**Your goal:**
Reproduce all of the data that follows, character for character.

**Records for this exercise:**

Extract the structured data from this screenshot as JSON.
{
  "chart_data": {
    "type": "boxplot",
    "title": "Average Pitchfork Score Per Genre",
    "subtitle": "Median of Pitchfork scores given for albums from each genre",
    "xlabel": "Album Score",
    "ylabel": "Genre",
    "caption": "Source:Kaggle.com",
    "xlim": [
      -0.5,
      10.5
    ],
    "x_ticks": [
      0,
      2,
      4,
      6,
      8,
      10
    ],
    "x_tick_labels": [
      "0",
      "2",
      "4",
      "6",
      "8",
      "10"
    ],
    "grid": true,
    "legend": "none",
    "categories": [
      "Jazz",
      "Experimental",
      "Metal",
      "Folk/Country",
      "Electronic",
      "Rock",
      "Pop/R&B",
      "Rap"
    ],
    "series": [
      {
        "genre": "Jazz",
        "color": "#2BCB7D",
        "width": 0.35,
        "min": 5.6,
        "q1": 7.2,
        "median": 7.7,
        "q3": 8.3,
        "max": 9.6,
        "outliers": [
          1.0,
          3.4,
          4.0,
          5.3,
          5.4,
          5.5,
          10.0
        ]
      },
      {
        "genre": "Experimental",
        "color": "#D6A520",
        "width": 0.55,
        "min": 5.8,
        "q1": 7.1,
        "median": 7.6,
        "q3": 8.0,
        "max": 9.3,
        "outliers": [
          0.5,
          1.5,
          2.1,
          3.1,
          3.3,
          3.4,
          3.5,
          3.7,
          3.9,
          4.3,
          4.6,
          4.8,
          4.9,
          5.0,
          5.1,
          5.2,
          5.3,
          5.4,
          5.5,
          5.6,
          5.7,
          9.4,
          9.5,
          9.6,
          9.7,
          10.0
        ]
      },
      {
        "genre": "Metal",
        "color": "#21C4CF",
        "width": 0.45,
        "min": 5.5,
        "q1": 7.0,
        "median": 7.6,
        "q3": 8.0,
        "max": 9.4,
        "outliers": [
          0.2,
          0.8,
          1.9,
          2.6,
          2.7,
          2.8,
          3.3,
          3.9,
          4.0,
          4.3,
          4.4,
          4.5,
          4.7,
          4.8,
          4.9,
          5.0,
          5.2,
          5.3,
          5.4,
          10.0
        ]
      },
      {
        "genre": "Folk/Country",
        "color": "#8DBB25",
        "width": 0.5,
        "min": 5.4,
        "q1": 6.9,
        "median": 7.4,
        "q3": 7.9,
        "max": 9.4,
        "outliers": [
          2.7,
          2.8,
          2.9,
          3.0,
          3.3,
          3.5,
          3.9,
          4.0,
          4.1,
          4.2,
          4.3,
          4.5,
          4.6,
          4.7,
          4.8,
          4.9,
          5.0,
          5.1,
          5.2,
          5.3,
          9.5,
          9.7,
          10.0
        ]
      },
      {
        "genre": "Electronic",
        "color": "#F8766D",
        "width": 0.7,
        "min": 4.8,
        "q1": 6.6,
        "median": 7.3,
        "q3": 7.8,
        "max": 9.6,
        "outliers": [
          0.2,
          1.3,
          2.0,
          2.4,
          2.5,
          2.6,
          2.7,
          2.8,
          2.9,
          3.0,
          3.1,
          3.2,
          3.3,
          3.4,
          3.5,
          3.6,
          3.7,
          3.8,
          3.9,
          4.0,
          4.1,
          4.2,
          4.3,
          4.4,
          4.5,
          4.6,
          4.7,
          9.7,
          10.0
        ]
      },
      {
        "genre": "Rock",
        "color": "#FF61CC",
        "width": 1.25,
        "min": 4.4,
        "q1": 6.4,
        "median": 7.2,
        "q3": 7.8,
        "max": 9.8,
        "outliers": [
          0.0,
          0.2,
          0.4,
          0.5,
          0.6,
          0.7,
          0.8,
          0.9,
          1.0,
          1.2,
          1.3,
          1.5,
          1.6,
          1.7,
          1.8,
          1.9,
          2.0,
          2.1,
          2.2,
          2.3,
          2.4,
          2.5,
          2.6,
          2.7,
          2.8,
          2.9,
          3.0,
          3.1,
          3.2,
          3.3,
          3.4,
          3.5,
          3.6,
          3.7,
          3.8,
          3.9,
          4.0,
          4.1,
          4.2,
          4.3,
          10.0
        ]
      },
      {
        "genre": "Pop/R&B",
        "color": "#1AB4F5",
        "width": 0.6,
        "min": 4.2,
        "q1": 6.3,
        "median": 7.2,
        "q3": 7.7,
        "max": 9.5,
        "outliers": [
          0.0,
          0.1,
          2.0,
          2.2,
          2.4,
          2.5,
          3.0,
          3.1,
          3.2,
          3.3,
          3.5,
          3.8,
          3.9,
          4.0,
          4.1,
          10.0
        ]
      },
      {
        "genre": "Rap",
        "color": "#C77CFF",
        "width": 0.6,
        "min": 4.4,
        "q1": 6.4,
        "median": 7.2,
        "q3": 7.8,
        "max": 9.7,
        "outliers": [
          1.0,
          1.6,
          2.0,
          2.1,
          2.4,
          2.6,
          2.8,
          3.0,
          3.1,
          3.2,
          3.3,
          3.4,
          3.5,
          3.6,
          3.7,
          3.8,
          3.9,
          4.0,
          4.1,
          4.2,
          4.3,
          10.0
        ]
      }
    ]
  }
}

**Task answer:**
Extract the structured data from this screenshot as JSON.
{
  "chart_data": {
    "type": "boxplot",
    "title": "Average Pitchfork Score Per Genre",
    "subtitle": "Median of Pitchfork scores given for albums from each genre",
    "xlabel": "Album Score",
    "ylabel": "Genre",
    "caption": "Source:Kaggle.com",
    "xlim": [
      -0.5,
      10.5
    ],
    "x_ticks": [
      0,
      2,
      4,
      6,
      8,
      10
    ],
    "x_tick_labels": [
      "0",
      "2",
      "4",
      "6",
      "8",
      "10"
    ],
    "grid": true,
    "legend": "none",
    "categories": [
      "Jazz",
      "Experimental",
      "Metal",
      "Folk/Country",
      "Electronic",
      "Rock",
      "Pop/R&B",
      "Rap"
    ],
    "series": [
      {
        "genre": "Jazz",
        "color": "#2BCB7D",
        "width": 0.35,
        "min": 5.6,
        "q1": 7.2,
        "median": 7.7,
        "q3": 8.3,
        "max": 9.6,
        "outliers": [
          1.0,
          3.4,
          4.0,
          5.3,
          5.4,
          5.5,
          10.0
        ]
      },
      {
        "genre": "Experimental",
        "color": "#D6A520",
        "width": 0.55,
        "min": 5.8,
        "q1": 7.1,
        "median": 7.6,
        "q3": 8.0,
        "max": 9.3,
        "outliers": [
          0.5,
          1.5,
          2.1,
          3.1,
          3.3,
          3.4,
          3.5,
          3.7,
          3.9,
          4.3,
          4.6,
          4.8,
          4.9,
          5.0,
          5.1,
          5.2,
          5.3,
          5.4,
          5.5,
          5.6,
          5.7,
          9.4,
          9.5,
          9.6,
          9.7,
          10.0
        ]
      },
      {
        "genre": "Metal",
        "color": "#21C4CF",
        "width": 0.45,
        "min": 5.5,
        "q1": 7.0,
        "median": 7.6,
        "q3": 8.0,
        "max": 9.4,
        "outliers": [
          0.2,
          0.8,
          1.9,
          2.6,
          2.7,
          2.8,
          3.3,
          3.9,
          4.0,
          4.3,
          4.4,
          4.5,
          4.7,
          4.8,
          4.9,
          5.0,
          5.2,
          5.3,
          5.4,
          10.0
        ]
      },
      {
        "genre": "Folk/Country",
        "color": "#8DBB25",
        "width": 0.5,
        "min": 5.4,
        "q1": 6.9,
        "median": 7.4,
        "q3": 7.9,
        "max": 9.4,
        "outliers": [
          2.7,
          2.8,
          2.9,
          3.0,
          3.3,
          3.5,
          3.9,
          4.0,
          4.1,
          4.2,
          4.3,
          4.5,
          4.6,
          4.7,
          4.8,
          4.9,
          5.0,
          5.1,
          5.2,
          5.3,
          9.5,
          9.7,
          10.0
        ]
      },
      {
        "genre": "Electronic",
        "color": "#F8766D",
        "width": 0.7,
        "min": 4.8,
        "q1": 6.6,
        "median": 7.3,
        "q3": 7.8,
        "max": 9.6,
        "outliers": [
          0.2,
          1.3,
          2.0,
          2.4,
          2.5,
          2.6,
          2.7,
          2.8,
          2.9,
          3.0,
          3.1,
          3.2,
          3.3,
          3.4,
          3.5,
          3.6,
          3.7,
          3.8,
          3.9,
          4.0,
          4.1,
          4.2,
          4.3,
          4.4,
          4.5,
          4.6,
          4.7,
          9.7,
          10.0
        ]
      },
      {
        "genre": "Rock",
        "color": "#FF61CC",
        "width": 1.25,
        "min": 4.4,
        "q1": 6.4,
        "median": 7.2,
        "q3": 7.8,
        "max": 9.8,
        "outliers": [
          0.0,
          0.2,
          0.4,
          0.5,
          0.6,
          0.7,
          0.8,
          0.9,
          1.0,
          1.2,
          1.3,
          1.5,
          1.6,
          1.7,
          1.8,
          1.9,
          2.0,
          2.1,
          2.2,
          2.3,
          2.4,
          2.5,
          2.6,
          2.7,
          2.8,
          2.9,
          3.0,
          3.1,
          3.2,
          3.3,
          3.4,
          3.5,
          3.6,
          3.7,
          3.8,
          3.9,
          4.0,
          4.1,
          4.2,
          4.3,
          10.0
        ]
      },
      {
        "genre": "Pop/R&B",
        "color": "#1AB4F5",
        "width": 0.6,
        "min": 4.2,
        "q1": 6.3,
        "median": 7.2,
        "q3": 7.7,
        "max": 9.5,
        "outliers": [
          0.0,
          0.1,
          2.0,
          2.2,
          2.4,
          2.5,
          3.0,
          3.1,
          3.2,
          3.3,
          3.5,
          3.8,
          3.9,
          4.0,
          4.1,
          10.0
        ]
      },
      {
        "genre": "Rap",
        "color": "#C77CFF",
        "width": 0.6,
        "min": 4.4,
        "q1": 6.4,
        "median": 7.2,
        "q3": 7.8,
        "max": 9.7,
        "outliers": [
          1.0,
          1.6,
          2.0,
          2.1,
          2.4,
          2.6,
          2.8,
          3.0,
          3.1,
          3.2,
          3.3,
          3.4,
          3.5,
          3.6,
          3.7,
          3.8,
          3.9,
          4.0,
          4.1,
          4.2,
          4.3,
          10.0
        ]
      }
    ]
  }
}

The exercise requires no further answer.